[Task instructions]
**a)** Answer these questions from the Patrick review:
(i) What documentary did the film grow out of?
(ii) Who plays the nurse Kathy?
(iii) Where are the film's events set?
**b)** Please rewrite part of the Patrick review, beginning at the words "Danger and darkness" and stopping after "violent third act.", with "devilish" changed to "wicked".
**c)** In one to three sentences, explain why Doctor Roget pushes to finish his research, according to the Patrick review.

[Selected excerpt]
When I learned of a re-make, I thought: Why?
Now I see it's because a nicely moody and atmospheric horror thriller was waiting to be born.
The film grew out of director Mark Hartley's Not Quite Hollywood, a documentary about Australian exploitation films. Asked which ozploitation film he'd like to remake, Patrick came to mind.
After the carefully executed shock of the film's opening moments, the new version, Patrick Evil Awakens, establishes a wonderfully grim, near Gothic style.
Events are set in a creepy seaside facility for coma patients that offers plenty of dark corners. Even the gray and almost anachronistic uniforms for the nurses help established the feel and the chills.
Once that mood is established, Hartley exploits the central idea deftly.
Patrick (Jackson Gallagher) is a non-responsive patient possessing fierce psychic abilities. He's unresponsive but not unaware, and he falls deeply and possessively in love with his new nurse, Kathy (Sharni Vinson).
Kathy's compassion for the patient invites his influence into her life outside the institute. A suitor begins to exhibit strange behavior, and an ex-lover who's still in pursuit becomes a target.
Danger and darkness escalate as Kathy clashes with the institute's director, Doctor Roget, who's played with devilish verve by Charles Dance.
Conscious of his own aging, Roget's driven to complete research he sees as his life's work. He's not above unethical measures to hurry things along, even when they are physically harmful to patients.
He's backed in his endeavors by the institute's matron nurse, a grim and sterile Rachel Griffiths of Six Feet Under.
A few incidents strain character credibility, but those are forgotten, especially as Patrick's power is unleashed in a fast paced and violent third act.
Patrick's opening in some markets March 14 and due on Blu-Ray shortly. It's worth a look for horror and thriller fans.

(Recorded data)
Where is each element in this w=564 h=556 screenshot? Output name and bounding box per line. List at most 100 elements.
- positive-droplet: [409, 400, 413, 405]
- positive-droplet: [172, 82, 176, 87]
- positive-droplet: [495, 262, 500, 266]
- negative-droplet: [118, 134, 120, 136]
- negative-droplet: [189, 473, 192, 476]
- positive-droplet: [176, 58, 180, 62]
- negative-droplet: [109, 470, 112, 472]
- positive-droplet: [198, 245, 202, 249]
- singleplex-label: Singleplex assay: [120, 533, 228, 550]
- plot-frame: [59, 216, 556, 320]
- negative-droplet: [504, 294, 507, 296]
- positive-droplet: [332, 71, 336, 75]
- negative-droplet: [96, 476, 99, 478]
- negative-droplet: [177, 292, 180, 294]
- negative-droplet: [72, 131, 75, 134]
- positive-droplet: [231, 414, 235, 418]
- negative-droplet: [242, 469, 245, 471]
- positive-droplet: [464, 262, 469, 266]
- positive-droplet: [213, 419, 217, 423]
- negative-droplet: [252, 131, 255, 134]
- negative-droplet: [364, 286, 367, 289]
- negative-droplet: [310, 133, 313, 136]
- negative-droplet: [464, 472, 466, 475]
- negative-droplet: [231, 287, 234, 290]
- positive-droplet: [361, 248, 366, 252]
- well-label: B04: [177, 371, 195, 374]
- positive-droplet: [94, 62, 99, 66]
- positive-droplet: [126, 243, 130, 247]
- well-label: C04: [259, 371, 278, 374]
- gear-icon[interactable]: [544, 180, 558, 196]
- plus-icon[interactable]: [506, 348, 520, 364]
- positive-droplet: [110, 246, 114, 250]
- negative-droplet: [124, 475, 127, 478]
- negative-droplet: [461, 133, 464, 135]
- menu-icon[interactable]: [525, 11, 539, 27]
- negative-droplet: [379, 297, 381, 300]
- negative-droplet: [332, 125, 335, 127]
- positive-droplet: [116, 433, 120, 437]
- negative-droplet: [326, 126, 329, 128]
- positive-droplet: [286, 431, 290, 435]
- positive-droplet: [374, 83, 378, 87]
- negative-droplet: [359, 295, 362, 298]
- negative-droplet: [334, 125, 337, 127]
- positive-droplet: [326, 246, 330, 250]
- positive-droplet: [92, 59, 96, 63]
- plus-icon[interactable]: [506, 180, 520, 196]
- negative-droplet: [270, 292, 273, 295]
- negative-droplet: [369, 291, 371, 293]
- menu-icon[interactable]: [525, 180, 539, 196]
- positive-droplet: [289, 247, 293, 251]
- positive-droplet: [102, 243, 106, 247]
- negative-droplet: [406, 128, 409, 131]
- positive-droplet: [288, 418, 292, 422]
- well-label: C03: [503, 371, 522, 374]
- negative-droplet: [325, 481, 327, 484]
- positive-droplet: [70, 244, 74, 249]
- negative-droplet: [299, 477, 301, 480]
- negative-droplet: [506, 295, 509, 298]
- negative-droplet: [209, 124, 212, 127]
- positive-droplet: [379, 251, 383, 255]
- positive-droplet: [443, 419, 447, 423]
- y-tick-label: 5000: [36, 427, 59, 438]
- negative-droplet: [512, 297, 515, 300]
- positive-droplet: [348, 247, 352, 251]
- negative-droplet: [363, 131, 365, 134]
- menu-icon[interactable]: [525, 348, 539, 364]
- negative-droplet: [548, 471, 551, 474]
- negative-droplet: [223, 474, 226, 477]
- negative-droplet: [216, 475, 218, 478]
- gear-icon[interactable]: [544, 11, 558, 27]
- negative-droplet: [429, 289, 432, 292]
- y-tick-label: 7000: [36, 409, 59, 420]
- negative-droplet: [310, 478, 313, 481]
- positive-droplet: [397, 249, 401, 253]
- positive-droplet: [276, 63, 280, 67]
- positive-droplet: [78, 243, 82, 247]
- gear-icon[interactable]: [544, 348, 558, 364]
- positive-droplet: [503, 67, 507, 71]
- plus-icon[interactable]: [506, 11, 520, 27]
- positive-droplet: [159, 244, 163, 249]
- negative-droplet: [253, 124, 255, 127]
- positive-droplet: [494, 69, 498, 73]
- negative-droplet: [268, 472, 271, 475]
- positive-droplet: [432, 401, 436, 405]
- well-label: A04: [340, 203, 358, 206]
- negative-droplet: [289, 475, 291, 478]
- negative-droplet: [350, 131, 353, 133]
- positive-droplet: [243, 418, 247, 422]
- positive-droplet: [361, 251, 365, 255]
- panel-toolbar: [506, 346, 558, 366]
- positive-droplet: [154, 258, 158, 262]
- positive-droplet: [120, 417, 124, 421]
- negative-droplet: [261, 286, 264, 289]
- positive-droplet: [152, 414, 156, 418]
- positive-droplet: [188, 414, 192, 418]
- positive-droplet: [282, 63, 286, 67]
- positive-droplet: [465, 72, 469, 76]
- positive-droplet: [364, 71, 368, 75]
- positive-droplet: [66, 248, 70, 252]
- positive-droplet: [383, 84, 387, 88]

[Expected responses]
**a)**
(i) Not Quite Hollywood, a documentary about Australian exploitation films.
(ii) Sharni Vinson.
(iii) A creepy seaside facility for coma patients.

**b)**
Danger and darkness escalate as Kathy clashes with the institute's director, Doctor Roget, who's played with wicked verve by Charles Dance.
Conscious of his own aging, Roget's driven to complete research he sees as his life's work. He's not above unethical measures to hurry things along, even when they are physically harmful to patients.
He's backed in his endeavors by the institute's matron nurse, a grim and sterile Rachel Griffiths of Six Feet Under.
A few incidents strain character credibility, but those are forgotten, especially as Patrick's power is unleashed in a fast paced and violent third act.

**c)** Roget is conscious of his own aging and sees the research as his life's work, so he is driven to complete it. He is even willing to use unethical measures that physically harm patients to hurry it along.